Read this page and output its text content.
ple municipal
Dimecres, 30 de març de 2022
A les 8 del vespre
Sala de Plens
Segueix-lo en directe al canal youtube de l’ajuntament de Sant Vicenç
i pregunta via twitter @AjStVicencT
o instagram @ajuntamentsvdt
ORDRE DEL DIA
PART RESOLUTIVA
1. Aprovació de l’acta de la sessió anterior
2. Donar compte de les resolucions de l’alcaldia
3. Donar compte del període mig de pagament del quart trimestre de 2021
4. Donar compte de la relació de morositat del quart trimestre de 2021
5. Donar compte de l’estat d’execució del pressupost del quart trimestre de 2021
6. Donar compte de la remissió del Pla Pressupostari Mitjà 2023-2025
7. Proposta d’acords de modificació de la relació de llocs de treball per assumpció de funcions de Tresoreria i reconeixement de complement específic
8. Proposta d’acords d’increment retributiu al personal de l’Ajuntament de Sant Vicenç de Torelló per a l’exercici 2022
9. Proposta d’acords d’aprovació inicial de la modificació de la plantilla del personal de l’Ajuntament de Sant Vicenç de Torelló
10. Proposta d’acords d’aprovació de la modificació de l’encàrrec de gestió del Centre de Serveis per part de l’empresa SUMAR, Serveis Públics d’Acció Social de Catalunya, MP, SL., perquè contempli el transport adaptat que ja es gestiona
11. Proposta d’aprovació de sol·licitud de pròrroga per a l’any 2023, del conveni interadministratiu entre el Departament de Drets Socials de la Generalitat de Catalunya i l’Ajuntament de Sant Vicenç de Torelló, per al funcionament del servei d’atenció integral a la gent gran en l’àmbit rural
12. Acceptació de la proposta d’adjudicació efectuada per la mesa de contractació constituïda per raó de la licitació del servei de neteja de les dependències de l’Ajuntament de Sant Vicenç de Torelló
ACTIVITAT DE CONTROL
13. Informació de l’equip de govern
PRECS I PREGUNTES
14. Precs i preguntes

______

### [Exercise prompt]
Retype all of the entries precisely as they are.

### [Task result]
Read this page and output its text content.
ple municipal
Dimecres, 30 de març de 2022
A les 8 del vespre
Sala de Plens
Segueix-lo en directe al canal youtube de l’ajuntament de Sant Vicenç
i pregunta via twitter @AjStVicencT
o instagram @ajuntamentsvdt
ORDRE DEL DIA
PART RESOLUTIVA
1. Aprovació de l’acta de la sessió anterior
2. Donar compte de les resolucions de l’alcaldia
3. Donar compte del període mig de pagament del quart trimestre de 2021
4. Donar compte de la relació de morositat del quart trimestre de 2021
5. Donar compte de l’estat d’execució del pressupost del quart trimestre de 2021
6. Donar compte de la remissió del Pla Pressupostari Mitjà 2023-2025
7. Proposta d’acords de modificació de la relació de llocs de treball per assumpció de funcions de Tresoreria i reconeixement de complement específic
8. Proposta d’acords d’increment retributiu al personal de l’Ajuntament de Sant Vicenç de Torelló per a l’exercici 2022
9. Proposta d’acords d’aprovació inicial de la modificació de la plantilla del personal de l’Ajuntament de Sant Vicenç de Torelló
10. Proposta d’acords d’aprovació de la modificació de l’encàrrec de gestió del Centre de Serveis per part de l’empresa SUMAR, Serveis Públics d’Acció Social de Catalunya, MP, SL., perquè contempli el transport adaptat que ja es gestiona
11. Proposta d’aprovació de sol·licitud de pròrroga per a l’any 2023, del conveni interadministratiu entre el Departament de Drets Socials de la Generalitat de Catalunya i l’Ajuntament de Sant Vicenç de Torelló, per al funcionament del servei d’atenció integral a la gent gran en l’àmbit rural
12. Acceptació de la proposta d’adjudicació efectuada per la mesa de contractació constituïda per raó de la licitació del servei de neteja de les dependències de l’Ajuntament de Sant Vicenç de Torelló
ACTIVITAT DE CONTROL
13. Informació de l’equip de govern
PRECS I PREGUNTES
14. Precs i preguntes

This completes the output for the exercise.